» **Short task**
Copy exactly the lines from the "What's the underlying" line to the end, both included, and nothing else.

# START OF Data records

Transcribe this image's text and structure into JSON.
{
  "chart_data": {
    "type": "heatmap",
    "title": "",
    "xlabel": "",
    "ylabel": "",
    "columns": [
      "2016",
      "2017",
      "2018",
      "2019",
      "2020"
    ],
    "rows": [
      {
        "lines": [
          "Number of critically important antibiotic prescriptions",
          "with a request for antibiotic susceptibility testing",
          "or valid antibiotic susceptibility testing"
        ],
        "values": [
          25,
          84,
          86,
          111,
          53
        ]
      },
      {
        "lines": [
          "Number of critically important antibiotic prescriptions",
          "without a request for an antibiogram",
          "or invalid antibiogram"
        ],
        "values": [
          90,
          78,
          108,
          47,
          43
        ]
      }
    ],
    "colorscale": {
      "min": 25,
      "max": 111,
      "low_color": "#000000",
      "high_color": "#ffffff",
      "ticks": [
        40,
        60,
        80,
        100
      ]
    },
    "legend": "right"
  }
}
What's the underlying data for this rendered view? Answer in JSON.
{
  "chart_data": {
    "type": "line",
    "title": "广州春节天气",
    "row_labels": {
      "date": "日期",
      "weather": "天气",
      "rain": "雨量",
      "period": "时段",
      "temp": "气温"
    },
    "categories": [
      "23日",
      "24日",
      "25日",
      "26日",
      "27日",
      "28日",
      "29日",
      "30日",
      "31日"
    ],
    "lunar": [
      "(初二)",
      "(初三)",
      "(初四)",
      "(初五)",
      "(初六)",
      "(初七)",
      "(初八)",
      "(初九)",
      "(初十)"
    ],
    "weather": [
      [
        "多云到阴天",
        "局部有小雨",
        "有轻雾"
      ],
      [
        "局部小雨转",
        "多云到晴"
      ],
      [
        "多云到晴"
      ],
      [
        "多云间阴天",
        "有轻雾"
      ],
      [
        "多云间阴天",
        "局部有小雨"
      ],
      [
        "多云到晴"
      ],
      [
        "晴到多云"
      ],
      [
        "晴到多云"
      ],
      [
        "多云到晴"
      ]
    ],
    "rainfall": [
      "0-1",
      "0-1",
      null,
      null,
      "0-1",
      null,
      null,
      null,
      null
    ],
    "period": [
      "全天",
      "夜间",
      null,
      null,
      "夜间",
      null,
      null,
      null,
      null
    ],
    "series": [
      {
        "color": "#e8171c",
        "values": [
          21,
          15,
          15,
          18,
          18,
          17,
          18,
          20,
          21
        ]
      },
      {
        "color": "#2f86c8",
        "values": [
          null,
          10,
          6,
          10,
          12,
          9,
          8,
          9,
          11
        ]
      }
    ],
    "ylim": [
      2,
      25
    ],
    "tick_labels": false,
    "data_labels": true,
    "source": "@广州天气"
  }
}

# END OF Data records

» **Correct output**
What's the underlying data for this rendered view? Answer in JSON.
{
  "chart_data": {
    "type": "line",
    "title": "广州春节天气",
    "row_labels": {
      "date": "日期",
      "weather": "天气",
      "rain": "雨量",
      "period": "时段",
      "temp": "气温"
    },
    "categories": [
      "23日",
      "24日",
      "25日",
      "26日",
      "27日",
      "28日",
      "29日",
      "30日",
      "31日"
    ],
    "lunar": [
      "(初二)",
      "(初三)",
      "(初四)",
      "(初五)",
      "(初六)",
      "(初七)",
      "(初八)",
      "(初九)",
      "(初十)"
    ],
    "weather": [
      [
        "多云到阴天",
        "局部有小雨",
        "有轻雾"
      ],
      [
        "局部小雨转",
        "多云到晴"
      ],
      [
        "多云到晴"
      ],
      [
        "多云间阴天",
        "有轻雾"
      ],
      [
        "多云间阴天",
        "局部有小雨"
      ],
      [
        "多云到晴"
      ],
      [
        "晴到多云"
      ],
      [
        "晴到多云"
      ],
      [
        "多云到晴"
      ]
    ],
    "rainfall": [
      "0-1",
      "0-1",
      null,
      null,
      "0-1",
      null,
      null,
      null,
      null
    ],
    "period": [
      "全天",
      "夜间",
      null,
      null,
      "夜间",
      null,
      null,
      null,
      null
    ],
    "series": [
      {
        "color": "#e8171c",
        "values": [
          21,
          15,
          15,
          18,
          18,
          17,
          18,
          20,
          21
        ]
      },
      {
        "color": "#2f86c8",
        "values": [
          null,
          10,
          6,
          10,
          12,
          9,
          8,
          9,
          11
        ]
      }
    ],
    "ylim": [
      2,
      25
    ],
    "tick_labels": false,
    "data_labels": true,
    "source": "@广州天气"
  }
}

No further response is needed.